** BEGIN **
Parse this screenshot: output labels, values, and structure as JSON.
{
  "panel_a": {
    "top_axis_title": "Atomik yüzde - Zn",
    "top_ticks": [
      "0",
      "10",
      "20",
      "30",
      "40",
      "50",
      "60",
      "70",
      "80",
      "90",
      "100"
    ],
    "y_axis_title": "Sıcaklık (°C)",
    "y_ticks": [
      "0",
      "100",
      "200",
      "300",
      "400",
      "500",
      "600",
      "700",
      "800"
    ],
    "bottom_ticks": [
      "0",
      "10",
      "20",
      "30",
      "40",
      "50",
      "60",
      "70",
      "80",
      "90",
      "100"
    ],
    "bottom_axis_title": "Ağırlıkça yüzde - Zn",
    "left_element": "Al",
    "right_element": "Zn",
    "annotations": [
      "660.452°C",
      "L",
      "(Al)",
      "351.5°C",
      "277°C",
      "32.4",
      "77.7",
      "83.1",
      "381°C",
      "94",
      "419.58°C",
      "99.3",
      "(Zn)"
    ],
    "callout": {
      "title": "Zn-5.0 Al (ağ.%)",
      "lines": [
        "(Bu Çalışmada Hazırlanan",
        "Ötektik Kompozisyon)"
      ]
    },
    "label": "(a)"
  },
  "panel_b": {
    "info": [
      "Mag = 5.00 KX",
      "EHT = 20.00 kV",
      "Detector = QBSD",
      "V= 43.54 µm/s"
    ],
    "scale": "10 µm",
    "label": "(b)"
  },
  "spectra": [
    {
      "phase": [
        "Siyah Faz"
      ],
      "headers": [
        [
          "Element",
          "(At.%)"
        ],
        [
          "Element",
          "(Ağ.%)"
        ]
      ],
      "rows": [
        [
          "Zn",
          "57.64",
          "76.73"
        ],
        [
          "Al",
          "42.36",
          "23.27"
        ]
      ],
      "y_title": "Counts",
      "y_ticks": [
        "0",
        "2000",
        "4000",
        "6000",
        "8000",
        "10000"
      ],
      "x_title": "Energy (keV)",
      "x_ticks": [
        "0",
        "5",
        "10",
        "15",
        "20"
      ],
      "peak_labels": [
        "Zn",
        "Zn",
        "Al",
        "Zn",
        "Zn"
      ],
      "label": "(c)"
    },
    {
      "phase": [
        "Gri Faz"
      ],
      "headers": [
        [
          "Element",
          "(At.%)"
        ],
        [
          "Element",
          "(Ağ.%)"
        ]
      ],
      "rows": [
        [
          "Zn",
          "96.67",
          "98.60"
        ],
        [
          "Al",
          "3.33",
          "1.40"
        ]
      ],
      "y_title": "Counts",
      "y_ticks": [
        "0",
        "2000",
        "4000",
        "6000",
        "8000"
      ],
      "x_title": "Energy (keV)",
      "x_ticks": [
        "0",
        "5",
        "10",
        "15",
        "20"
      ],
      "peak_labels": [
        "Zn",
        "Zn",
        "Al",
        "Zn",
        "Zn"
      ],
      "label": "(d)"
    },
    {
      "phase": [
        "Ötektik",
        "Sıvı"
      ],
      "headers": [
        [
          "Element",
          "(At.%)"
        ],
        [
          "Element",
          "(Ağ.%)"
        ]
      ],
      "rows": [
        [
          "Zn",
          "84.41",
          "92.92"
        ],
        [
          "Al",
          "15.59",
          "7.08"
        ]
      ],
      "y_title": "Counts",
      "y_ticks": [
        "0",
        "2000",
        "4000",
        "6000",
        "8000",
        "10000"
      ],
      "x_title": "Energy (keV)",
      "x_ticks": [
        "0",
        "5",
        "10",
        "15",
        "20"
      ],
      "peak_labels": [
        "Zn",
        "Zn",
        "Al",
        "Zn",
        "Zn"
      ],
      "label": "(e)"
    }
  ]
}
** END **
Give the entries again in full, exactly as they are written.

# EXERCISE ANSWER
Parse this screenshot: output labels, values, and structure as JSON.
{
  "panel_a": {
    "top_axis_title": "Atomik yüzde - Zn",
    "top_ticks": [
      "0",
      "10",
      "20",
      "30",
      "40",
      "50",
      "60",
      "70",
      "80",
      "90",
      "100"
    ],
    "y_axis_title": "Sıcaklık (°C)",
    "y_ticks": [
      "0",
      "100",
      "200",
      "300",
      "400",
      "500",
      "600",
      "700",
      "800"
    ],
    "bottom_ticks": [
      "0",
      "10",
      "20",
      "30",
      "40",
      "50",
      "60",
      "70",
      "80",
      "90",
      "100"
    ],
    "bottom_axis_title": "Ağırlıkça yüzde - Zn",
    "left_element": "Al",
    "right_element": "Zn",
    "annotations": [
      "660.452°C",
      "L",
      "(Al)",
      "351.5°C",
      "277°C",
      "32.4",
      "77.7",
      "83.1",
      "381°C",
      "94",
      "419.58°C",
      "99.3",
      "(Zn)"
    ],
    "callout": {
      "title": "Zn-5.0 Al (ağ.%)",
      "lines": [
        "(Bu Çalışmada Hazırlanan",
        "Ötektik Kompozisyon)"
      ]
    },
    "label": "(a)"
  },
  "panel_b": {
    "info": [
      "Mag = 5.00 KX",
      "EHT = 20.00 kV",
      "Detector = QBSD",
      "V= 43.54 µm/s"
    ],
    "scale": "10 µm",
    "label": "(b)"
  },
  "spectra": [
    {
      "phase": [
        "Siyah Faz"
      ],
      "headers": [
        [
          "Element",
          "(At.%)"
        ],
        [
          "Element",
          "(Ağ.%)"
        ]
      ],
      "rows": [
        [
          "Zn",
          "57.64",
          "76.73"
        ],
        [
          "Al",
          "42.36",
          "23.27"
        ]
      ],
      "y_title": "Counts",
      "y_ticks": [
        "0",
        "2000",
        "4000",
        "6000",
        "8000",
        "10000"
      ],
      "x_title": "Energy (keV)",
      "x_ticks": [
        "0",
        "5",
        "10",
        "15",
        "20"
      ],
      "peak_labels": [
        "Zn",
        "Zn",
        "Al",
        "Zn",
        "Zn"
      ],
      "label": "(c)"
    },
    {
      "phase": [
        "Gri Faz"
      ],
      "headers": [
        [
          "Element",
          "(At.%)"
        ],
        [
          "Element",
          "(Ağ.%)"
        ]
      ],
      "rows": [
        [
          "Zn",
          "96.67",
          "98.60"
        ],
        [
          "Al",
          "3.33",
          "1.40"
        ]
      ],
      "y_title": "Counts",
      "y_ticks": [
        "0",
        "2000",
        "4000",
        "6000",
        "8000"
      ],
      "x_title": "Energy (keV)",
      "x_ticks": [
        "0",
        "5",
        "10",
        "15",
        "20"
      ],
      "peak_labels": [
        "Zn",
        "Zn",
        "Al",
        "Zn",
        "Zn"
      ],
      "label": "(d)"
    },
    {
      "phase": [
        "Ötektik",
        "Sıvı"
      ],
      "headers": [
        [
          "Element",
          "(At.%)"
        ],
        [
          "Element",
          "(Ağ.%)"
        ]
      ],
      "rows": [
        [
          "Zn",
          "84.41",
          "92.92"
        ],
        [
          "Al",
          "15.59",
          "7.08"
        ]
      ],
      "y_title": "Counts",
      "y_ticks": [
        "0",
        "2000",
        "4000",
        "6000",
        "8000",
        "10000"
      ],
      "x_title": "Energy (keV)",
      "x_ticks": [
        "0",
        "5",
        "10",
        "15",
        "20"
      ],
      "peak_labels": [
        "Zn",
        "Zn",
        "Al",
        "Zn",
        "Zn"
      ],
      "label": "(e)"
    }
  ]
}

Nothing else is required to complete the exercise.